MS. SALDANA: I don't know can answer that question.

This is Darcy Bontempo, marketing director in the communications division.

MS. BONTEMPO: My name is Darcy Bontempo. I'm the marketing director at Parks and Wildlife. Nice to see you again.

I was just going to mention that the Agriculture Department is actually involved right now in developing workshops.

They're going to be holding, I think, 14 workshops before the end of the fiscal year. They're going to be meeting with rural communities.

Part of the initiative is to provide funding for worthwhile communities. And also to provide marketing expertise.

That's more the product development side you're talking about, which is also very important.

A lot of what we're focusing on is more of the marketing as opposed to product development, but we will be incorporating mention of our initiatives and how we can best assist them.

MS. SALDANA: That's the "Texas Yes" program that you started —

CHAIRMAN HENRY: You're giving a much more professional explanation than I could come up with.

******************************

Do this
Decide whether each statement below agrees with the transcript, answering yes or no and quoting the words of the transcript that settle it: (a) Darcy Bontempo is the marketing director at Parks and Wildlife; (b) the Agriculture Department will hold 14 workshops before the end of the fiscal year; (c) Bontempo says her group is focusing mainly on product development. Use only the transcript, not the items, to answer.

Entries
******************************

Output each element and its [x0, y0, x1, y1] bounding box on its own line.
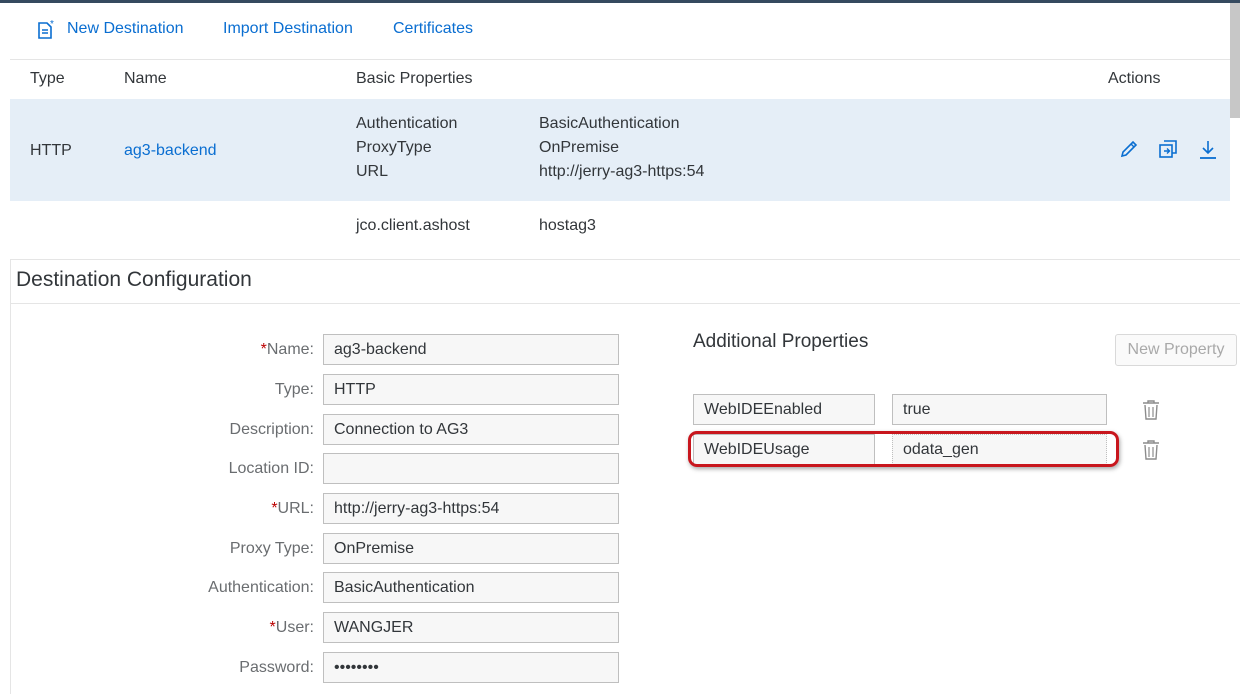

******************************

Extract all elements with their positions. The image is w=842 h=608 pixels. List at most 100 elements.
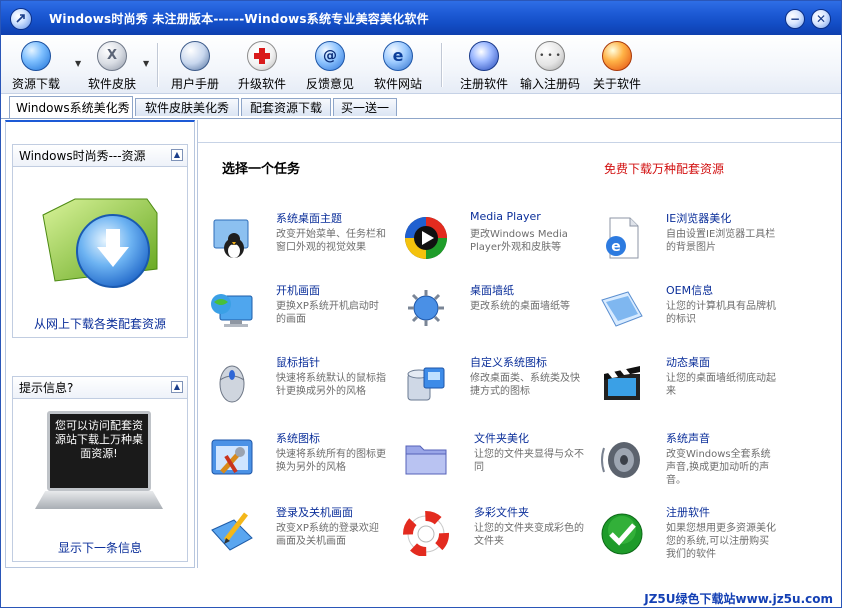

******************************

Complete answer
(a) Yes: "I'm the marketing director at Parks and Wildlife."
(b) Yes: "They're going to be holding, I think, 14 workshops before the end of the fiscal year."
(c) No: "A lot of what we're focusing on is more of the marketing as opposed to product development"